** Task brief **
Output every entry exactly as given.

** Items from a figure collection **

----------

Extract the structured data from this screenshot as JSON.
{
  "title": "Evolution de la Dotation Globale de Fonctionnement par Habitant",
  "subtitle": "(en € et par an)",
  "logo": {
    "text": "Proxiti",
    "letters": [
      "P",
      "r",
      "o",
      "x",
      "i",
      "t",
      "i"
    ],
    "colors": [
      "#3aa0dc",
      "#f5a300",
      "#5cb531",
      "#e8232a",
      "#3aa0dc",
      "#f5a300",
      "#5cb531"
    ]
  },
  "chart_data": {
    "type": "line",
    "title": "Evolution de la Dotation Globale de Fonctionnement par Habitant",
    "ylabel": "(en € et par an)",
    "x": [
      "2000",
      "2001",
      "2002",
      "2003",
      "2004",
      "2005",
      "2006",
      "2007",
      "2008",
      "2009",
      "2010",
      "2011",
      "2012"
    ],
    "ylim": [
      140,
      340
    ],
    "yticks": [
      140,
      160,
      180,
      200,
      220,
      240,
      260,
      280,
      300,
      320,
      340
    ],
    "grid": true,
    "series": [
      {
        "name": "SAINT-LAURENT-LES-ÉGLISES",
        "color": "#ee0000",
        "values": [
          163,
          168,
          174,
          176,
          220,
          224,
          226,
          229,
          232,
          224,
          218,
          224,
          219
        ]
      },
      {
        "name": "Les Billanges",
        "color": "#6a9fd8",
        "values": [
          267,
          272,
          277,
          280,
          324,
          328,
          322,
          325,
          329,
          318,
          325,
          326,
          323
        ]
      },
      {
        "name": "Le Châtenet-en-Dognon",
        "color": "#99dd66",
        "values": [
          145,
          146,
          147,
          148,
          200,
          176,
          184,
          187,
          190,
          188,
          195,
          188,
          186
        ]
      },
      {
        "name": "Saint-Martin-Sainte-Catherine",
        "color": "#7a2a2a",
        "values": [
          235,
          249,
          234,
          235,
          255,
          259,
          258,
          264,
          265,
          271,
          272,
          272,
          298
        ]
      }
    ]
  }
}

----------

** Output below **
Extract the structured data from this screenshot as JSON.
{
  "title": "Evolution de la Dotation Globale de Fonctionnement par Habitant",
  "subtitle": "(en € et par an)",
  "logo": {
    "text": "Proxiti",
    "letters": [
      "P",
      "r",
      "o",
      "x",
      "i",
      "t",
      "i"
    ],
    "colors": [
      "#3aa0dc",
      "#f5a300",
      "#5cb531",
      "#e8232a",
      "#3aa0dc",
      "#f5a300",
      "#5cb531"
    ]
  },
  "chart_data": {
    "type": "line",
    "title": "Evolution de la Dotation Globale de Fonctionnement par Habitant",
    "ylabel": "(en € et par an)",
    "x": [
      "2000",
      "2001",
      "2002",
      "2003",
      "2004",
      "2005",
      "2006",
      "2007",
      "2008",
      "2009",
      "2010",
      "2011",
      "2012"
    ],
    "ylim": [
      140,
      340
    ],
    "yticks": [
      140,
      160,
      180,
      200,
      220,
      240,
      260,
      280,
      300,
      320,
      340
    ],
    "grid": true,
    "series": [
      {
        "name": "SAINT-LAURENT-LES-ÉGLISES",
        "color": "#ee0000",
        "values": [
          163,
          168,
          174,
          176,
          220,
          224,
          226,
          229,
          232,
          224,
          218,
          224,
          219
        ]
      },
      {
        "name": "Les Billanges",
        "color": "#6a9fd8",
        "values": [
          267,
          272,
          277,
          280,
          324,
          328,
          322,
          325,
          329,
          318,
          325,
          326,
          323
        ]
      },
      {
        "name": "Le Châtenet-en-Dognon",
        "color": "#99dd66",
        "values": [
          145,
          146,
          147,
          148,
          200,
          176,
          184,
          187,
          190,
          188,
          195,
          188,
          186
        ]
      },
      {
        "name": "Saint-Martin-Sainte-Catherine",
        "color": "#7a2a2a",
        "values": [
          235,
          249,
          234,
          235,
          255,
          259,
          258,
          264,
          265,
          271,
          272,
          272,
          298
        ]
      }
    ]
  }
}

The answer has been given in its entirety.